Task objective:
Filter the records below and copy every line containing the word "That".

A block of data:
....

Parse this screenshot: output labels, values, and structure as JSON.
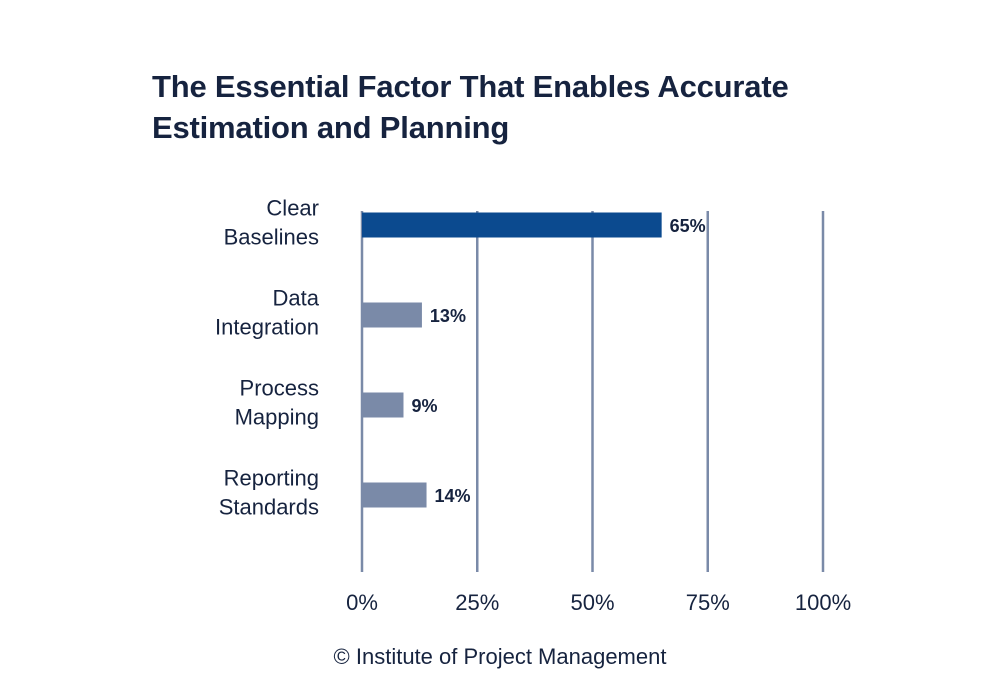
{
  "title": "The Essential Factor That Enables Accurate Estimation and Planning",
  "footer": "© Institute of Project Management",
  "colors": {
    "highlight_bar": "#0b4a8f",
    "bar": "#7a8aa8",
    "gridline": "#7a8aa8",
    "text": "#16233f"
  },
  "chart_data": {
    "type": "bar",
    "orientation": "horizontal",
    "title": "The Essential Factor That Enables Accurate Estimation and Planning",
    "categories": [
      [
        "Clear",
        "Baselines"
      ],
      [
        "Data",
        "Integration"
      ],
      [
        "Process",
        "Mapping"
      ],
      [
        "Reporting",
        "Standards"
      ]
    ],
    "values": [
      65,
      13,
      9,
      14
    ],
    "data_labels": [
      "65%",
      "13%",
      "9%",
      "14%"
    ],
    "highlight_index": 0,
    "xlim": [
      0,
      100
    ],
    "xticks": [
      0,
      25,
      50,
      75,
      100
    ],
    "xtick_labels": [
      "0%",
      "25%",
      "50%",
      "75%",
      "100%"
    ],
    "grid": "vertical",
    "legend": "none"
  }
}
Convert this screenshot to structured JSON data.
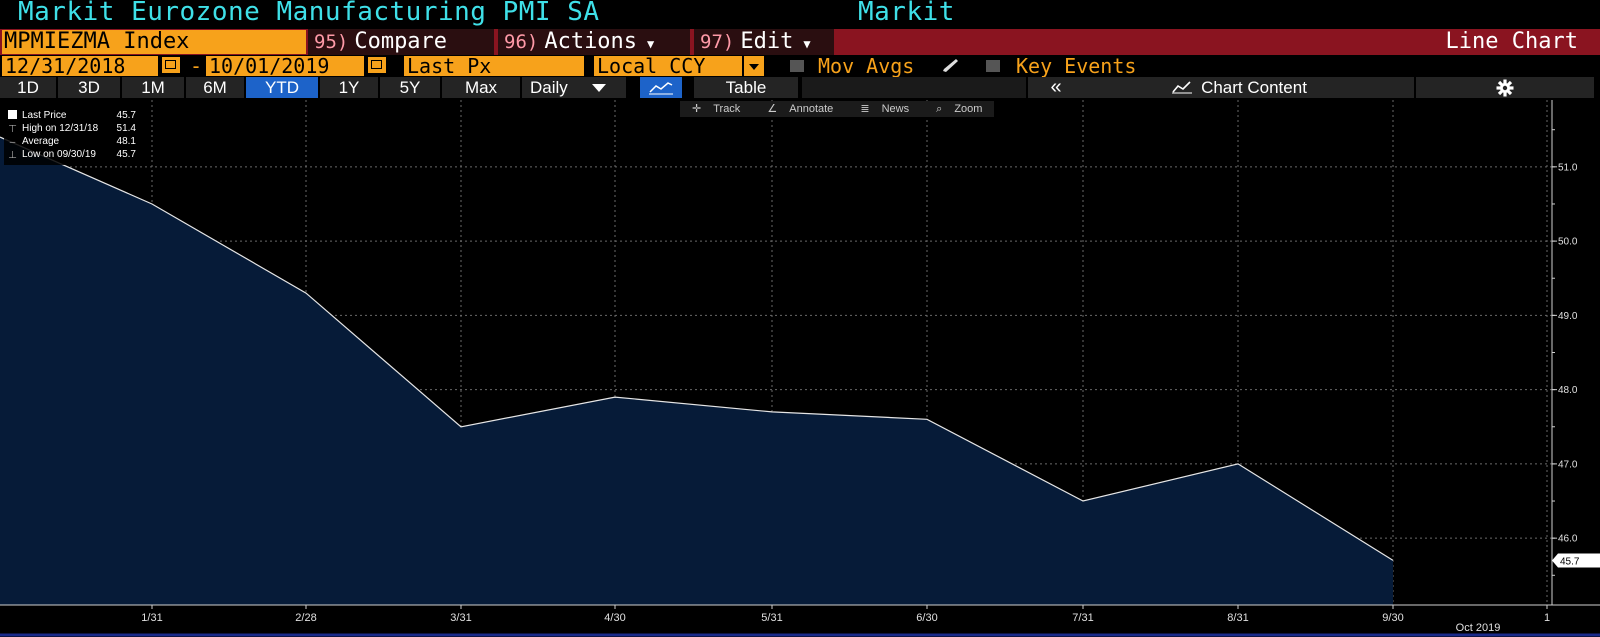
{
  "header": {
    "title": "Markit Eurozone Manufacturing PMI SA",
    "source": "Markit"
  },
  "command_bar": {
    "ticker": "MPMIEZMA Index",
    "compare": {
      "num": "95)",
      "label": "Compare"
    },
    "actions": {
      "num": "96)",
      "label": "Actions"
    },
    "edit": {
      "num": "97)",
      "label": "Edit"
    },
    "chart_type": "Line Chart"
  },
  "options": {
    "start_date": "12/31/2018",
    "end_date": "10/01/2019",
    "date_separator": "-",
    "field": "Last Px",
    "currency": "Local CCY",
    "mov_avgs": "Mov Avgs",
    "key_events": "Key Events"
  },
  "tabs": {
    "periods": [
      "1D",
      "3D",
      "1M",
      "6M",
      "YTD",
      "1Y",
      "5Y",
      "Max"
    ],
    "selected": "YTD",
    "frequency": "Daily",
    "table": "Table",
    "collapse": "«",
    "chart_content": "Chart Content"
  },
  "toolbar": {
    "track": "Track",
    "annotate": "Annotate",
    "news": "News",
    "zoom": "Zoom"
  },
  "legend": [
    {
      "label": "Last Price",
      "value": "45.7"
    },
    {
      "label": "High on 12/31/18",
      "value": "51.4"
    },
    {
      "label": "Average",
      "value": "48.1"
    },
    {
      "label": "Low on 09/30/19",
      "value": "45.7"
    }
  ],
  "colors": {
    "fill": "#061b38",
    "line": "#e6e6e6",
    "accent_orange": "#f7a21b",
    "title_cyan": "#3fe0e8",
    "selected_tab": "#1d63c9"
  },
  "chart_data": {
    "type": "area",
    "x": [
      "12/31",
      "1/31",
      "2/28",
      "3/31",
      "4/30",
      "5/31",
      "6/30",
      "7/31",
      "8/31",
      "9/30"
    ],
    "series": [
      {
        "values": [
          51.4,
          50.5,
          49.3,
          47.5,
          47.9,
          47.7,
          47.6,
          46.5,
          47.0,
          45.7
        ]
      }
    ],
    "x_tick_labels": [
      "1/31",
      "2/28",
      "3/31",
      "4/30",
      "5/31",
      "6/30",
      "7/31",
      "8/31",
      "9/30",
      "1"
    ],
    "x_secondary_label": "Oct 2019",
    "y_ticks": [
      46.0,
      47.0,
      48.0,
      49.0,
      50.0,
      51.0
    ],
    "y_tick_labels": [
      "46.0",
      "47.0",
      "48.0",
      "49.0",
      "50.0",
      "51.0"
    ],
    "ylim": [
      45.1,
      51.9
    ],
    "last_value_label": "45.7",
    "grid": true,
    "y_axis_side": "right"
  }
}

....

The reply:
  "title": "The Essential Factor That Enables Accurate Estimation and Planning",
    "title": "The Essential Factor That Enables Accurate Estimation and Planning",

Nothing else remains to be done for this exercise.